[Problem description]: Reproduce every line of the records below verbatim, omitting the pictures from your answer.

[Record list]:
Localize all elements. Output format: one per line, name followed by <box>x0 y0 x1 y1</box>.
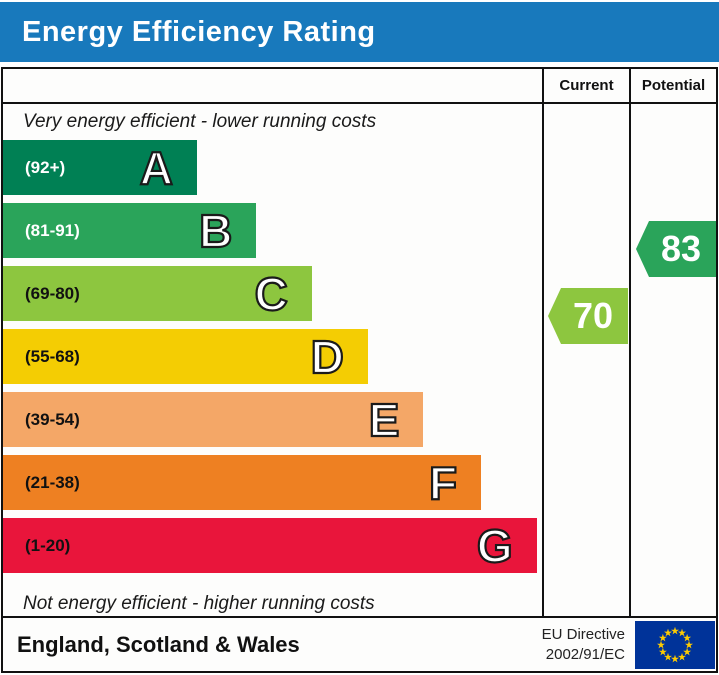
band-range-label: (92+) <box>25 157 66 177</box>
rating-bands-area: Very energy efficient - lower running co… <box>3 104 542 616</box>
eu-directive-line1: EU Directive <box>541 626 625 643</box>
current-rating-pointer: 70 <box>548 288 628 344</box>
band-range-label: (55-68) <box>25 346 80 366</box>
current-value-column: 70 <box>542 104 629 616</box>
page-title: Energy Efficiency Rating <box>22 15 376 48</box>
potential-value-column: 83 <box>629 104 716 616</box>
band-letter: D <box>310 330 345 383</box>
potential-rating-value: 83 <box>660 228 702 269</box>
header-spacer-cell <box>3 69 542 102</box>
band-range-label: (21-38) <box>25 472 80 492</box>
table-footer: England, Scotland & Wales EU Directive 2… <box>3 616 716 671</box>
band-row-a: (92+) A <box>3 140 198 195</box>
band-row-e: (39-54) E <box>3 392 424 447</box>
region-label: England, Scotland & Wales <box>17 631 300 657</box>
band-range-label: (81-91) <box>25 220 80 240</box>
eu-directive-label: EU Directive 2002/91/EC <box>542 625 625 664</box>
band-range-label: (69-80) <box>25 283 80 303</box>
epc-rating-table: Current Potential Very energy efficient … <box>1 67 718 673</box>
column-header-potential: Potential <box>629 69 716 102</box>
chart-row: Very energy efficient - lower running co… <box>3 104 716 616</box>
bottom-note: Not energy efficient - higher running co… <box>23 593 375 614</box>
top-note: Very energy efficient - lower running co… <box>23 111 377 132</box>
band-letter: B <box>198 204 233 257</box>
band-letter: G <box>476 519 514 572</box>
band-letter: E <box>368 393 401 446</box>
eu-flag-icon <box>635 620 715 669</box>
band-letter: F <box>428 456 458 509</box>
title-bar: Energy Efficiency Rating <box>0 2 719 62</box>
band-range-label: (39-54) <box>25 409 80 429</box>
eu-directive-line2: 2002/91/EC <box>545 645 625 663</box>
band-row-g: (1-20) G <box>3 518 537 573</box>
current-rating-value: 70 <box>572 295 614 336</box>
potential-rating-pointer: 83 <box>636 221 716 277</box>
column-header-current: Current <box>542 69 629 102</box>
table-header-row: Current Potential <box>3 69 716 104</box>
band-letter: C <box>254 267 289 320</box>
band-row-c: (69-80) C <box>3 266 312 321</box>
band-range-label: (1-20) <box>25 535 71 555</box>
band-row-b: (81-91) B <box>3 203 257 258</box>
band-row-d: (55-68) D <box>3 329 368 384</box>
band-letter: A <box>139 141 174 194</box>
band-row-f: (21-38) F <box>3 455 482 510</box>
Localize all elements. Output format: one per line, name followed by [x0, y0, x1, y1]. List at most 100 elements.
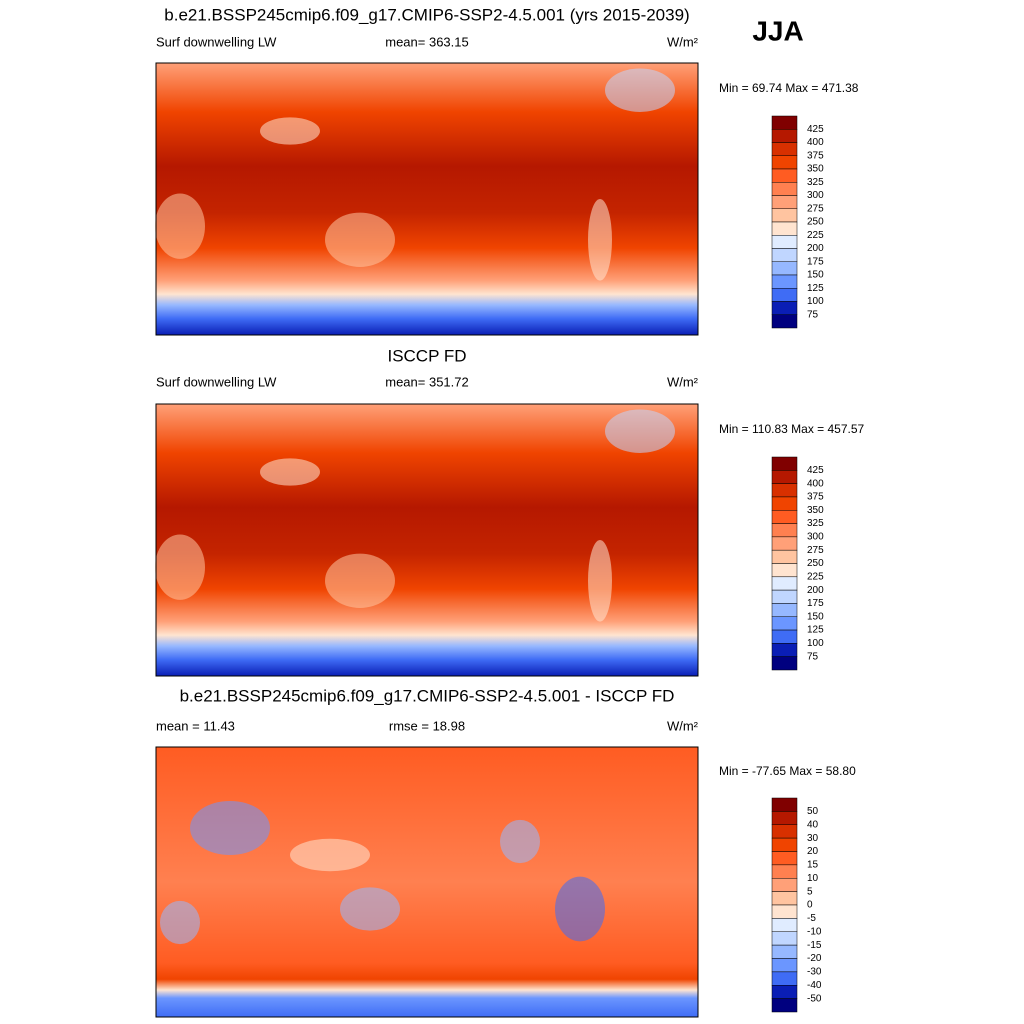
panel-center-label: mean= 363.15 — [385, 34, 468, 49]
colorbar-box — [771, 248, 798, 262]
colorbar-label: 350 — [807, 505, 824, 516]
colorbar-box — [771, 221, 798, 236]
colorbar-label: 0 — [807, 900, 813, 911]
colorbar-label: 275 — [807, 203, 824, 214]
colorbar-box — [771, 656, 798, 671]
map-feature — [290, 838, 370, 872]
map-feature — [340, 887, 400, 931]
colorbar-label: 300 — [807, 532, 824, 543]
colorbar-box — [771, 456, 798, 471]
panel-left-label: mean = 11.43 — [156, 718, 235, 733]
colorbar-box — [771, 536, 798, 551]
colorbar-label: 125 — [807, 625, 824, 636]
map-feature — [155, 193, 205, 259]
colorbar-label: 50 — [807, 806, 819, 817]
panel-units: W/m² — [667, 718, 699, 733]
colorbar-box — [771, 797, 798, 812]
colorbar-box — [771, 931, 798, 946]
colorbar-box — [771, 603, 798, 617]
map-frame — [155, 746, 699, 1018]
colorbar-box — [771, 643, 798, 657]
colorbar-box — [771, 864, 798, 879]
map-field — [156, 404, 698, 676]
colorbar-box — [771, 301, 798, 315]
colorbar-label: -50 — [807, 993, 822, 1004]
map-feature — [500, 819, 540, 864]
colorbar-box — [771, 155, 798, 170]
map-feature — [605, 409, 675, 453]
panel-title: b.e21.BSSP245cmip6.f09_g17.CMIP6-SSP2-4.… — [180, 686, 675, 705]
colorbar-box — [771, 510, 798, 524]
colorbar-box — [771, 288, 798, 302]
colorbar-box — [771, 878, 798, 892]
panel-units: W/m² — [667, 34, 699, 49]
colorbar-box — [771, 208, 798, 223]
colorbar-box — [771, 616, 798, 631]
map-feature — [260, 117, 320, 145]
map-feature — [325, 553, 395, 608]
colorbar-box — [771, 891, 798, 906]
colorbar-box — [771, 314, 798, 329]
colorbar-box — [771, 589, 798, 604]
panel-units: W/m² — [667, 374, 699, 389]
colorbar-label: 150 — [807, 270, 824, 281]
colorbar-box — [771, 958, 798, 973]
colorbar-label: -15 — [807, 940, 822, 951]
colorbar-label: 15 — [807, 860, 819, 871]
colorbar-label: 425 — [807, 124, 824, 135]
map-feature — [605, 68, 675, 112]
colorbar-box — [771, 998, 798, 1013]
colorbar-box — [771, 523, 798, 538]
map-feature — [588, 540, 612, 622]
panel-center-label: mean= 351.72 — [385, 374, 468, 389]
colorbar-box — [771, 274, 798, 289]
colorbar-box — [771, 985, 798, 999]
colorbar-box — [771, 918, 798, 932]
colorbar-box — [771, 563, 798, 578]
map-feature — [325, 212, 395, 267]
map-field — [156, 747, 698, 1017]
colorbar-label: 425 — [807, 465, 824, 476]
colorbar-box — [771, 971, 798, 986]
colorbar-label: 250 — [807, 217, 824, 228]
map-feature — [555, 876, 605, 942]
colorbar-label: -20 — [807, 953, 822, 964]
colorbar-box — [771, 261, 798, 276]
colorbar-label: -10 — [807, 926, 822, 937]
panel-left-label: Surf downwelling LW — [156, 374, 277, 389]
colorbar-box — [771, 837, 798, 852]
map-feature — [190, 801, 270, 855]
colorbar-label: 20 — [807, 846, 819, 857]
colorbar-box — [771, 235, 798, 249]
map-feature — [588, 199, 612, 281]
map-feature — [155, 534, 205, 600]
map-frame — [155, 62, 699, 336]
colorbar-label: 375 — [807, 150, 824, 161]
colorbar-label: -30 — [807, 967, 822, 978]
colorbar-box — [771, 904, 798, 919]
colorbar-label: 75 — [807, 651, 819, 662]
colorbar-label: 325 — [807, 518, 824, 529]
colorbar-label: 200 — [807, 585, 824, 596]
panel-left-label: Surf downwelling LW — [156, 34, 277, 49]
colorbar-box — [771, 115, 798, 130]
colorbar-label: 200 — [807, 243, 824, 254]
panel-stats: Min = 110.83 Max = 457.57 — [719, 422, 865, 436]
colorbar-label: 225 — [807, 571, 824, 582]
colorbar-label: 100 — [807, 638, 824, 649]
colorbar-label: 75 — [807, 309, 819, 320]
colorbar-label: 175 — [807, 256, 824, 267]
colorbar-box — [771, 944, 798, 959]
colorbar-label: 100 — [807, 296, 824, 307]
map-frame — [155, 403, 699, 677]
colorbar-label: 5 — [807, 886, 813, 897]
colorbar-box — [771, 811, 798, 825]
colorbar-label: -5 — [807, 913, 816, 924]
colorbar-label: 250 — [807, 558, 824, 569]
colorbar-box — [771, 549, 798, 564]
season-label: JJA — [752, 15, 803, 46]
colorbar-label: 225 — [807, 230, 824, 241]
colorbar-box — [771, 576, 798, 591]
colorbar-box — [771, 470, 798, 484]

[Reply]:
Localize all elements. Output format: one per line, name followed by <box>x0 y0 x1 y1</box>.
band-range-label: (92+) <box>25 157 66 177</box>
rating-bands-area: Very energy efficient - lower running co… <box>3 104 542 616</box>
eu-directive-line1: EU Directive <box>541 626 625 643</box>
current-rating-pointer: 70 <box>548 288 628 344</box>
band-range-label: (55-68) <box>25 346 80 366</box>
current-value-column: 70 <box>542 104 629 616</box>
page-title: Energy Efficiency Rating <box>22 15 376 48</box>
potential-value-column: 83 <box>629 104 716 616</box>
band-letter: D <box>310 330 345 383</box>
potential-rating-value: 83 <box>660 228 702 269</box>
header-spacer-cell <box>3 69 542 102</box>
band-range-label: (21-38) <box>25 472 80 492</box>
table-footer: England, Scotland & Wales EU Directive 2… <box>3 616 716 671</box>
band-row-a: (92+) A <box>3 140 198 195</box>
band-row-e: (39-54) E <box>3 392 424 447</box>
region-label: England, Scotland & Wales <box>17 631 300 657</box>
band-range-label: (81-91) <box>25 220 80 240</box>
eu-directive-label: EU Directive 2002/91/EC <box>542 625 625 664</box>
band-range-label: (69-80) <box>25 283 80 303</box>
epc-rating-table: Current Potential Very energy efficient … <box>1 67 718 673</box>
column-header-potential: Potential <box>629 69 716 102</box>
chart-row: Very energy efficient - lower running co… <box>3 104 716 616</box>
bottom-note: Not energy efficient - higher running co… <box>23 593 375 614</box>
top-note: Very energy efficient - lower running co… <box>23 111 377 132</box>
band-letter: B <box>198 204 233 257</box>
band-letter: G <box>476 519 514 572</box>
band-letter: E <box>368 393 401 446</box>
eu-flag-icon <box>635 620 715 669</box>
band-letter: F <box>428 456 458 509</box>
title-bar: Energy Efficiency Rating <box>0 2 719 62</box>
band-range-label: (39-54) <box>25 409 80 429</box>
eu-directive-line2: 2002/91/EC <box>545 645 625 663</box>
band-row-g: (1-20) G <box>3 518 537 573</box>
current-rating-value: 70 <box>572 295 614 336</box>
potential-rating-pointer: 83 <box>636 221 716 277</box>
column-header-current: Current <box>542 69 629 102</box>
table-header-row: Current Potential <box>3 69 716 104</box>
band-letter: C <box>254 267 289 320</box>
band-row-c: (69-80) C <box>3 266 312 321</box>
band-range-label: (1-20) <box>25 535 71 555</box>
band-row-b: (81-91) B <box>3 203 257 258</box>
band-row-d: (55-68) D <box>3 329 368 384</box>
band-letter: A <box>139 141 174 194</box>
band-row-f: (21-38) F <box>3 455 482 510</box>
Localize all elements. Output format: one per line, name followed by [x0, y0, x1, y1]. List at most 100 elements.
panel-center-label: mean= 363.15 — [385, 34, 468, 49]
colorbar-box — [771, 248, 798, 262]
colorbar-label: 350 — [807, 505, 824, 516]
colorbar-box — [771, 221, 798, 236]
colorbar-label: 0 — [807, 900, 813, 911]
colorbar-label: 275 — [807, 203, 824, 214]
colorbar-box — [771, 656, 798, 671]
map-feature — [290, 838, 370, 872]
map-feature — [340, 887, 400, 931]
colorbar-label: 300 — [807, 532, 824, 543]
colorbar-box — [771, 456, 798, 471]
panel-left-label: mean = 11.43 — [156, 718, 235, 733]
colorbar-box — [771, 536, 798, 551]
colorbar-label: 125 — [807, 625, 824, 636]
map-feature — [155, 193, 205, 259]
colorbar-label: 50 — [807, 806, 819, 817]
panel-units: W/m² — [667, 718, 699, 733]
colorbar-box — [771, 797, 798, 812]
colorbar-box — [771, 931, 798, 946]
colorbar-box — [771, 603, 798, 617]
map-frame — [155, 746, 699, 1018]
colorbar-box — [771, 643, 798, 657]
colorbar-box — [771, 864, 798, 879]
map-field — [156, 404, 698, 676]
colorbar-box — [771, 301, 798, 315]
colorbar-label: -50 — [807, 993, 822, 1004]
map-feature — [500, 819, 540, 864]
colorbar-box — [771, 155, 798, 170]
map-feature — [605, 409, 675, 453]
panel-title: b.e21.BSSP245cmip6.f09_g17.CMIP6-SSP2-4.… — [180, 686, 675, 705]
colorbar-box — [771, 510, 798, 524]
colorbar-box — [771, 288, 798, 302]
colorbar-box — [771, 878, 798, 892]
panel-units: W/m² — [667, 34, 699, 49]
colorbar-box — [771, 208, 798, 223]
colorbar-box — [771, 616, 798, 631]
map-feature — [260, 117, 320, 145]
map-feature — [325, 553, 395, 608]
colorbar-box — [771, 891, 798, 906]
colorbar-box — [771, 314, 798, 329]
colorbar-box — [771, 589, 798, 604]
panel-units: W/m² — [667, 374, 699, 389]
colorbar-label: 150 — [807, 270, 824, 281]
colorbar-box — [771, 958, 798, 973]
colorbar-label: -15 — [807, 940, 822, 951]
colorbar-label: 15 — [807, 860, 819, 871]
colorbar-label: 425 — [807, 124, 824, 135]
map-feature — [605, 68, 675, 112]
colorbar-box — [771, 998, 798, 1013]
colorbar-box — [771, 523, 798, 538]
map-feature — [588, 540, 612, 622]
panel-center-label: mean= 351.72 — [385, 374, 468, 389]
colorbar-box — [771, 274, 798, 289]
colorbar-box — [771, 985, 798, 999]
colorbar-box — [771, 918, 798, 932]
colorbar-box — [771, 563, 798, 578]
map-feature — [325, 212, 395, 267]
map-field — [156, 747, 698, 1017]
colorbar-label: 425 — [807, 465, 824, 476]
colorbar-box — [771, 971, 798, 986]
colorbar-label: 250 — [807, 217, 824, 228]
map-feature — [555, 876, 605, 942]
colorbar-label: -20 — [807, 953, 822, 964]
colorbar-box — [771, 261, 798, 276]
colorbar-label: -10 — [807, 926, 822, 937]
panel-left-label: Surf downwelling LW — [156, 374, 277, 389]
colorbar-box — [771, 837, 798, 852]
map-feature — [190, 801, 270, 855]
colorbar-label: 20 — [807, 846, 819, 857]
colorbar-box — [771, 235, 798, 249]
map-feature — [588, 199, 612, 281]
map-feature — [155, 534, 205, 600]
map-frame — [155, 62, 699, 336]
colorbar-label: 375 — [807, 150, 824, 161]
colorbar-label: -30 — [807, 967, 822, 978]
colorbar-box — [771, 904, 798, 919]
colorbar-label: 75 — [807, 651, 819, 662]
colorbar-label: 325 — [807, 518, 824, 529]
colorbar-label: 200 — [807, 585, 824, 596]
panel-left-label: Surf downwelling LW — [156, 34, 277, 49]
colorbar-box — [771, 115, 798, 130]
colorbar-label: 200 — [807, 243, 824, 254]
panel-stats: Min = 110.83 Max = 457.57 — [719, 422, 865, 436]
colorbar-label: 225 — [807, 571, 824, 582]
colorbar-label: 100 — [807, 638, 824, 649]
colorbar-label: 75 — [807, 309, 819, 320]
colorbar-label: 175 — [807, 256, 824, 267]
colorbar-box — [771, 944, 798, 959]
colorbar-label: 100 — [807, 296, 824, 307]
map-frame — [155, 403, 699, 677]
colorbar-label: 5 — [807, 886, 813, 897]
colorbar-box — [771, 811, 798, 825]
colorbar-label: -5 — [807, 913, 816, 924]
colorbar-label: 250 — [807, 558, 824, 569]
colorbar-box — [771, 549, 798, 564]
season-label: JJA — [752, 15, 803, 46]
colorbar-label: 225 — [807, 230, 824, 241]
colorbar-box — [771, 576, 798, 591]
colorbar-box — [771, 470, 798, 484]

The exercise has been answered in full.